- [WHAT YOU NEED TO DO] Copy each line of the records that holds the string "this".

- [DATA PROVIDED]
★ ★ ★ ★ ★ ★ ★
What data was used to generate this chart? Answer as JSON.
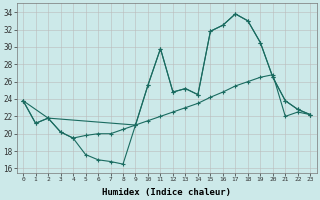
{
  "xlabel": "Humidex (Indice chaleur)",
  "bg_color": "#cce9e9",
  "grid_color": "#bbbbbb",
  "line_color": "#1a6b60",
  "xlim": [
    -0.5,
    23.5
  ],
  "ylim": [
    15.5,
    35.0
  ],
  "xticks": [
    0,
    1,
    2,
    3,
    4,
    5,
    6,
    7,
    8,
    9,
    10,
    11,
    12,
    13,
    14,
    15,
    16,
    17,
    18,
    19,
    20,
    21,
    22,
    23
  ],
  "yticks": [
    16,
    18,
    20,
    22,
    24,
    26,
    28,
    30,
    32,
    34
  ],
  "line1_x": [
    0,
    1,
    2,
    3,
    4,
    5,
    6,
    7,
    8,
    9,
    10,
    11,
    12,
    13,
    14,
    15,
    16,
    17,
    18,
    19,
    20,
    21,
    22,
    23
  ],
  "line1_y": [
    23.8,
    21.2,
    21.8,
    20.2,
    19.5,
    17.6,
    17.0,
    16.8,
    16.5,
    21.0,
    25.6,
    29.8,
    24.8,
    25.2,
    24.5,
    31.8,
    32.5,
    33.8,
    33.0,
    30.5,
    26.5,
    23.8,
    22.8,
    22.2
  ],
  "line2_x": [
    0,
    1,
    2,
    3,
    4,
    5,
    6,
    7,
    8,
    9,
    10,
    11,
    12,
    13,
    14,
    15,
    16,
    17,
    18,
    19,
    20,
    21,
    22,
    23
  ],
  "line2_y": [
    23.8,
    21.2,
    21.8,
    20.2,
    19.5,
    19.8,
    20.0,
    20.0,
    20.5,
    21.0,
    21.5,
    22.0,
    22.5,
    23.0,
    23.5,
    24.2,
    24.8,
    25.5,
    26.0,
    26.5,
    26.8,
    22.0,
    22.5,
    22.2
  ],
  "line3_x": [
    0,
    2,
    9,
    10,
    11,
    12,
    13,
    14,
    15,
    16,
    17,
    18,
    19,
    20,
    21,
    22,
    23
  ],
  "line3_y": [
    23.8,
    21.8,
    21.0,
    25.6,
    29.8,
    24.8,
    25.2,
    24.5,
    31.8,
    32.5,
    33.8,
    33.0,
    30.5,
    26.5,
    23.8,
    22.8,
    22.2
  ]
}
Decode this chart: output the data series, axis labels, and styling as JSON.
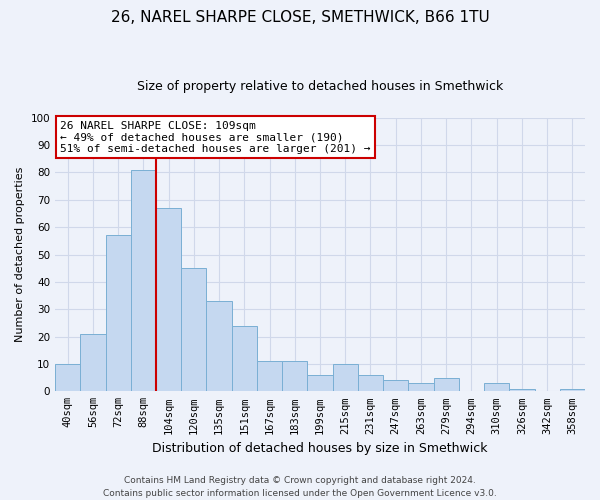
{
  "title": "26, NAREL SHARPE CLOSE, SMETHWICK, B66 1TU",
  "subtitle": "Size of property relative to detached houses in Smethwick",
  "xlabel": "Distribution of detached houses by size in Smethwick",
  "ylabel": "Number of detached properties",
  "categories": [
    "40sqm",
    "56sqm",
    "72sqm",
    "88sqm",
    "104sqm",
    "120sqm",
    "135sqm",
    "151sqm",
    "167sqm",
    "183sqm",
    "199sqm",
    "215sqm",
    "231sqm",
    "247sqm",
    "263sqm",
    "279sqm",
    "294sqm",
    "310sqm",
    "326sqm",
    "342sqm",
    "358sqm"
  ],
  "values": [
    10,
    21,
    57,
    81,
    67,
    45,
    33,
    24,
    11,
    11,
    6,
    10,
    6,
    4,
    3,
    5,
    0,
    3,
    1,
    0,
    1
  ],
  "bar_color": "#c5d8f0",
  "bar_edge_color": "#7aafd4",
  "highlight_line_color": "#cc0000",
  "highlight_bar_index": 4,
  "annotation_line1": "26 NAREL SHARPE CLOSE: 109sqm",
  "annotation_line2": "← 49% of detached houses are smaller (190)",
  "annotation_line3": "51% of semi-detached houses are larger (201) →",
  "annotation_box_color": "#ffffff",
  "annotation_box_edge": "#cc0000",
  "ylim": [
    0,
    100
  ],
  "footnote": "Contains HM Land Registry data © Crown copyright and database right 2024.\nContains public sector information licensed under the Open Government Licence v3.0.",
  "background_color": "#eef2fa",
  "grid_color": "#d0d8ea",
  "title_fontsize": 11,
  "subtitle_fontsize": 9,
  "xlabel_fontsize": 9,
  "ylabel_fontsize": 8,
  "tick_fontsize": 7.5,
  "footnote_fontsize": 6.5,
  "annotation_fontsize": 8
}
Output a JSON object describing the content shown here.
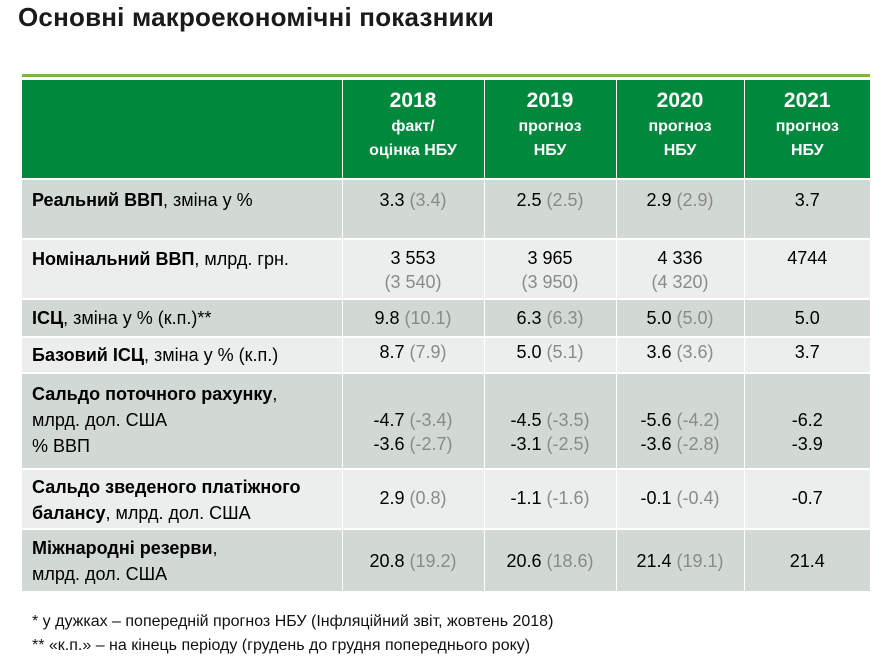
{
  "title": "Основні макроекономічні показники",
  "header": {
    "columns": [
      {
        "year": "2018",
        "sub1": "факт/",
        "sub2": "оцінка НБУ"
      },
      {
        "year": "2019",
        "sub1": "прогноз",
        "sub2": "НБУ"
      },
      {
        "year": "2020",
        "sub1": "прогноз",
        "sub2": "НБУ"
      },
      {
        "year": "2021",
        "sub1": "прогноз",
        "sub2": "НБУ"
      }
    ]
  },
  "rows": [
    {
      "label_bold": "Реальний ВВП",
      "label_rest": ", зміна у %",
      "cells": [
        {
          "v": "3.3",
          "p": "(3.4)"
        },
        {
          "v": "2.5",
          "p": "(2.5)"
        },
        {
          "v": "2.9",
          "p": "(2.9)"
        },
        {
          "v": "3.7",
          "p": ""
        }
      ]
    },
    {
      "label_bold": "Номінальний ВВП",
      "label_rest": ", млрд. грн.",
      "cells": [
        {
          "v": "3 553",
          "p": "(3 540)"
        },
        {
          "v": "3 965",
          "p": "(3 950)"
        },
        {
          "v": "4 336",
          "p": "(4 320)"
        },
        {
          "v": "4744",
          "p": ""
        }
      ]
    },
    {
      "label_bold": "ІСЦ",
      "label_rest": ", зміна у % (к.п.)**",
      "cells": [
        {
          "v": "9.8",
          "p": "(10.1)"
        },
        {
          "v": "6.3",
          "p": "(6.3)"
        },
        {
          "v": "5.0",
          "p": "(5.0)"
        },
        {
          "v": "5.0",
          "p": ""
        }
      ]
    },
    {
      "label_bold": "Базовий ІСЦ",
      "label_rest": ", зміна у % (к.п.)",
      "cells": [
        {
          "v": "8.7",
          "p": "(7.9)"
        },
        {
          "v": "5.0",
          "p": "(5.1)"
        },
        {
          "v": "3.6",
          "p": "(3.6)"
        },
        {
          "v": "3.7",
          "p": ""
        }
      ]
    },
    {
      "label_bold": "Сальдо поточного рахунку",
      "label_rest": ",",
      "label_line2": "млрд. дол. США",
      "label_line3": "% ВВП",
      "cells": [
        {
          "v": "-4.7",
          "p": "(-3.4)",
          "v2": "-3.6",
          "p2": "(-2.7)"
        },
        {
          "v": "-4.5",
          "p": "(-3.5)",
          "v2": "-3.1",
          "p2": "(-2.5)"
        },
        {
          "v": "-5.6",
          "p": "(-4.2)",
          "v2": "-3.6",
          "p2": "(-2.8)"
        },
        {
          "v": "-6.2",
          "p": "",
          "v2": "-3.9",
          "p2": ""
        }
      ]
    },
    {
      "label_bold": "Сальдо зведеного платіжного",
      "label_bold2": "балансу",
      "label_rest2": ", млрд. дол. США",
      "cells": [
        {
          "v": "2.9",
          "p": "(0.8)"
        },
        {
          "v": "-1.1",
          "p": "(-1.6)"
        },
        {
          "v": "-0.1",
          "p": "(-0.4)"
        },
        {
          "v": "-0.7",
          "p": ""
        }
      ]
    },
    {
      "label_bold": "Міжнародні резерви",
      "label_rest": ",",
      "label_line2": "млрд. дол. США",
      "cells": [
        {
          "v": "20.8",
          "p": "(19.2)"
        },
        {
          "v": "20.6",
          "p": "(18.6)"
        },
        {
          "v": "21.4",
          "p": "(19.1)"
        },
        {
          "v": "21.4",
          "p": ""
        }
      ]
    }
  ],
  "footnotes": [
    "* у дужках – попередній прогноз НБУ (Інфляційний звіт, жовтень 2018)",
    "** «к.п.» – на кінець періоду (грудень до грудня попереднього року)"
  ]
}
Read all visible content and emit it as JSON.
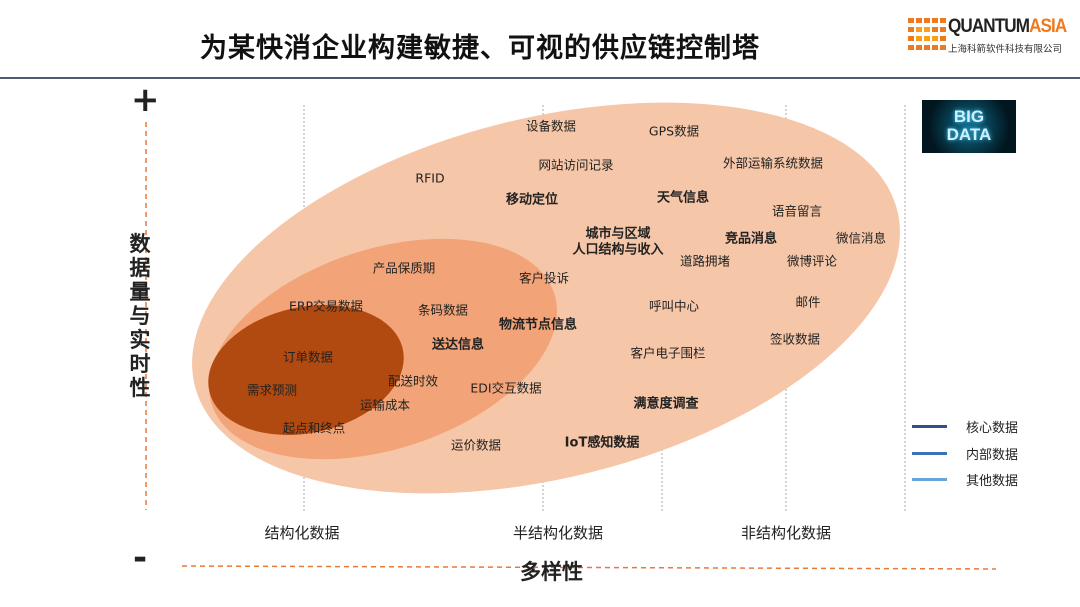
★ ★ ★ ★ ★ ★ ★
- [EXERCISE ANSWER]
What data was used to generate this chart? Answer as JSON.
Decode this chart: output the data series, axis labels, and styling as JSON.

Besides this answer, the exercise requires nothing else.